> [課題]: 本文の「3月25日。昨夜泊まったビジ」から「この町にも人の暮らしがある。」までを、両端の語句も含めて一字も変えずに書き写しなさい。

サラリーマン野宿旅
10年前の野宿旅 (その2)
旅の2日目
 
 
 
 
 
 旅先で見知らぬ都会を車で走るのは大の苦手である。宿に泊まるため以外には、滅多に町中などには近づかないことにしている。でも、市街地走行も悪くないかなと思う時がある。それは早朝だ。
 
 3月25日。昨夜泊まったビジネスホテルサンライズをいの一番に出発し、豊田市の町中を抜けて走る。昨日は深夜までヘッドライトの洪水であっただろう町のメインストリートも、この時ばかりは閑散とし、交差点の信号機も手持ち無沙汰の様子である。のんびり道を確認しながら車を進めても、他の車に急かされることはない。今はシャッターが下りて閉まっている商店街をきょろきょろと見渡しながら、まだ寝静まっている町の朝の横顔を観察する。誰もいないこんな時の方が、かえって人の生活を感じさせられる。住人の寝息が聞こえてきそうだ。この町にも人の暮らしがある。

> [データ]:
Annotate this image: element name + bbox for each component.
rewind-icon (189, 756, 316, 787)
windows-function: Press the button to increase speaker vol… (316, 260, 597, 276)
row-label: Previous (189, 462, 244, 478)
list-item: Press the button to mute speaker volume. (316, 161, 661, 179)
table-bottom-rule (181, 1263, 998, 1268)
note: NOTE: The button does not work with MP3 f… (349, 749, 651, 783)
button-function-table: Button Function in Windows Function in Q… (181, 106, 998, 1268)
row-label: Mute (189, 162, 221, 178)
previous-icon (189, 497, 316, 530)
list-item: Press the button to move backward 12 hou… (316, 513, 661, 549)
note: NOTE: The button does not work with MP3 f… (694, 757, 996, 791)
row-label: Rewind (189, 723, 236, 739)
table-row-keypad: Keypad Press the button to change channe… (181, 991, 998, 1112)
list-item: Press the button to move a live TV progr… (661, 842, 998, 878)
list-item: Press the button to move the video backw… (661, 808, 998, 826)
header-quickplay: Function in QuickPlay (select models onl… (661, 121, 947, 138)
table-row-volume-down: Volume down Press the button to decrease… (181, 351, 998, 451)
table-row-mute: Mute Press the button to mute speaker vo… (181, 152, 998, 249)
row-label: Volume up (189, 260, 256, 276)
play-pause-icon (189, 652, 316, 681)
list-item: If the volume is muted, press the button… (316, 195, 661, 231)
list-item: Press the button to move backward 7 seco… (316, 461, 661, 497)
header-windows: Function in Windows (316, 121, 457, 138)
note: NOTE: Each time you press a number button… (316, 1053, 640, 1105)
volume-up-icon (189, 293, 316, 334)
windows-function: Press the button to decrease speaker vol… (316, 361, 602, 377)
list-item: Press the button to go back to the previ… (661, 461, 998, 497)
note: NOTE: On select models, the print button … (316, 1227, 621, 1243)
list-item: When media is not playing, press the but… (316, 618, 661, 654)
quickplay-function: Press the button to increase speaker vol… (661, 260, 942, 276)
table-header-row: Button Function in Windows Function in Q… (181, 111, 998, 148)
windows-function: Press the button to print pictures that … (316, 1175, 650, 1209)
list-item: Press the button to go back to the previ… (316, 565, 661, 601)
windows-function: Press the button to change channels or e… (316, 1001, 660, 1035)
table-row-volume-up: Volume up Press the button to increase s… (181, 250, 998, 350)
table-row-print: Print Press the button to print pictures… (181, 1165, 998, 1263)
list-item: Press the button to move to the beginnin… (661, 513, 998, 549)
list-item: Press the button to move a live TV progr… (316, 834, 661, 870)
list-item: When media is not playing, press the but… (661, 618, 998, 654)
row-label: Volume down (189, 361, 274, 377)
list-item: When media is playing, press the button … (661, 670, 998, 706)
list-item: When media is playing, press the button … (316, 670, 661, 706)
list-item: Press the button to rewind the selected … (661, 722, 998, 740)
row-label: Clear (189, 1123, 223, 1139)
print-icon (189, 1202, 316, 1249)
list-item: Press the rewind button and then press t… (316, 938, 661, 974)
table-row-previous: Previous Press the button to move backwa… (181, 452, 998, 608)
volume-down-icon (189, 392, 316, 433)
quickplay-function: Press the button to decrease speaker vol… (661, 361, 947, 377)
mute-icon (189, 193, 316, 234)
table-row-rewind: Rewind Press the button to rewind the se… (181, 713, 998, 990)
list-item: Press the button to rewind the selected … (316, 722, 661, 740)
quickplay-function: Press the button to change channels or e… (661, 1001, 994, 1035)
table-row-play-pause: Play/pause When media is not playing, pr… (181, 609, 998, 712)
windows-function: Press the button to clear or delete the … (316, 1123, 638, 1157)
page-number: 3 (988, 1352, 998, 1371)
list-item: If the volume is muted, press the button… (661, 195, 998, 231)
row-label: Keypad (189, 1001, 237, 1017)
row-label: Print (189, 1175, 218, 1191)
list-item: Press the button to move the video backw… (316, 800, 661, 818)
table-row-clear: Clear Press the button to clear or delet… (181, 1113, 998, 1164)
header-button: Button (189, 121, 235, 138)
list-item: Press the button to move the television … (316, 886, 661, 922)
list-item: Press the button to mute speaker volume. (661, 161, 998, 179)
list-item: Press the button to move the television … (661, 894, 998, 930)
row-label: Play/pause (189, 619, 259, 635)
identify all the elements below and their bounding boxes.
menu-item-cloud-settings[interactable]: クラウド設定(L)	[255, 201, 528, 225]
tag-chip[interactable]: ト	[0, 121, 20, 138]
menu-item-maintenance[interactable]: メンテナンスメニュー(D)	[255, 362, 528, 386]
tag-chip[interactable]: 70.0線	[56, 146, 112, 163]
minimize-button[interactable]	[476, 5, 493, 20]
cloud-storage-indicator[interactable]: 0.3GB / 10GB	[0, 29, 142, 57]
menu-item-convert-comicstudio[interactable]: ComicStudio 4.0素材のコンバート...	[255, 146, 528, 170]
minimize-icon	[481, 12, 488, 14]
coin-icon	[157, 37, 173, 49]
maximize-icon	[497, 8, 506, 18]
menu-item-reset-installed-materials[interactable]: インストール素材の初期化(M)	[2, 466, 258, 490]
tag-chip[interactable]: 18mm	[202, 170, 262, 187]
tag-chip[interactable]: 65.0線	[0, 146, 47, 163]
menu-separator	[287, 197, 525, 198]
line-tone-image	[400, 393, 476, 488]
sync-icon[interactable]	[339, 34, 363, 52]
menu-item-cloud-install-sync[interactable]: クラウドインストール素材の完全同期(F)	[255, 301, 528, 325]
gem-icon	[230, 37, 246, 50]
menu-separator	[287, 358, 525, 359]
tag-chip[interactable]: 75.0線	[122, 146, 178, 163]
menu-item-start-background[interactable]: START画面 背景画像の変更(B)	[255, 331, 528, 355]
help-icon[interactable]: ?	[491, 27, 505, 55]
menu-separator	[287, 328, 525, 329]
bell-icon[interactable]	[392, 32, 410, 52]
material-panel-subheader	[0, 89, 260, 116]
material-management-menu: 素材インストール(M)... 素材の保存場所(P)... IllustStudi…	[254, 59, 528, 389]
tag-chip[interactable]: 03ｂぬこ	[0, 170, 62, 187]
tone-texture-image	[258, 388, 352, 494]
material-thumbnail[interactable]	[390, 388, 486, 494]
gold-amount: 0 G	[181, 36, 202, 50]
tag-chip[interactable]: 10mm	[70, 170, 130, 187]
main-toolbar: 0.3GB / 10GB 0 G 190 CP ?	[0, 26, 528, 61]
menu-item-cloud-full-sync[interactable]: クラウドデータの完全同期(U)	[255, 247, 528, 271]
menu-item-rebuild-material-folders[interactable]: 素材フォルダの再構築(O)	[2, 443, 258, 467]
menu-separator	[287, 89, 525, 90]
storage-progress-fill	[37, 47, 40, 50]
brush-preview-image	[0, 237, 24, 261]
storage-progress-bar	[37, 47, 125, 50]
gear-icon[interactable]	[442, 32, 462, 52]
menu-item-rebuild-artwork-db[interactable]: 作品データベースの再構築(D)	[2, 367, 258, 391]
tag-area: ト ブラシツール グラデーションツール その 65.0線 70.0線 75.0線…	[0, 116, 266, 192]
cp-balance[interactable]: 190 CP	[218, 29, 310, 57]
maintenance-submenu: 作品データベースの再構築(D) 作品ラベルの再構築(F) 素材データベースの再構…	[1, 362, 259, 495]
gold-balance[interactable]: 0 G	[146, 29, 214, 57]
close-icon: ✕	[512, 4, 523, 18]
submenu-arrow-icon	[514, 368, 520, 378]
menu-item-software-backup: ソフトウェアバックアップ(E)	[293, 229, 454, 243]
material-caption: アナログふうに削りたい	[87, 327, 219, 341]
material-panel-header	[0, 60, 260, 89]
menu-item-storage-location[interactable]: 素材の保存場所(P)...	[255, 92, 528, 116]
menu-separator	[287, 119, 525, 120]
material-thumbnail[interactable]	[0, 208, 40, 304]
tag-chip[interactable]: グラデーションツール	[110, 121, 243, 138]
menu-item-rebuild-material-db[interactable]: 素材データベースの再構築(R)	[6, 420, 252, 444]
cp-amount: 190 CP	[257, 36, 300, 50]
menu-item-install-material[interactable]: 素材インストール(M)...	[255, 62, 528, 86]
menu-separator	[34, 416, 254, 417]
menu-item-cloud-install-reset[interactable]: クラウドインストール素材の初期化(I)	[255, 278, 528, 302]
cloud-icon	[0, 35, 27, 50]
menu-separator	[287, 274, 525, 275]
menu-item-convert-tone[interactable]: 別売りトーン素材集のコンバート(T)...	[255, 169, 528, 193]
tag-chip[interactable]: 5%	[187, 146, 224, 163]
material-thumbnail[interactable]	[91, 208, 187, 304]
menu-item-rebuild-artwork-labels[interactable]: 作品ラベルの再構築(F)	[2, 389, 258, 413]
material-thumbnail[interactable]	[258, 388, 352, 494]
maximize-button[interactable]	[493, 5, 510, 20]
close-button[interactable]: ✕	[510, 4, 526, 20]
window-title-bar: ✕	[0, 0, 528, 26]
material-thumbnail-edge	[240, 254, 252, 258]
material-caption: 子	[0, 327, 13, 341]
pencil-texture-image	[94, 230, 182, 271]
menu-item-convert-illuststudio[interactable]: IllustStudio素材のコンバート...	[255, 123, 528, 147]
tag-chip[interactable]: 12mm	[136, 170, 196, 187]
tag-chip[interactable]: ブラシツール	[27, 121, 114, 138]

> [解答]:
3月25日。昨夜泊まったビジネスホテルサンライズをいの一番に出発し、豊田市の町中を抜けて走る。昨日は深夜までヘッドライトの洪水であっただろう町のメインストリートも、この時ばかりは閑散とし、交差点の信号機も手持ち無沙汰の様子である。のんびり道を確認しながら車を進めても、他の車に急かされることはない。今はシャッターが下りて閉まっている商店街をきょろきょろと見渡しながら、まだ寝静まっている町の朝の横顔を観察する。誰もいないこんな時の方が、かえって人の生活を感じさせられる。住人の寝息が聞こえてきそうだ。この町にも人の暮らしがある。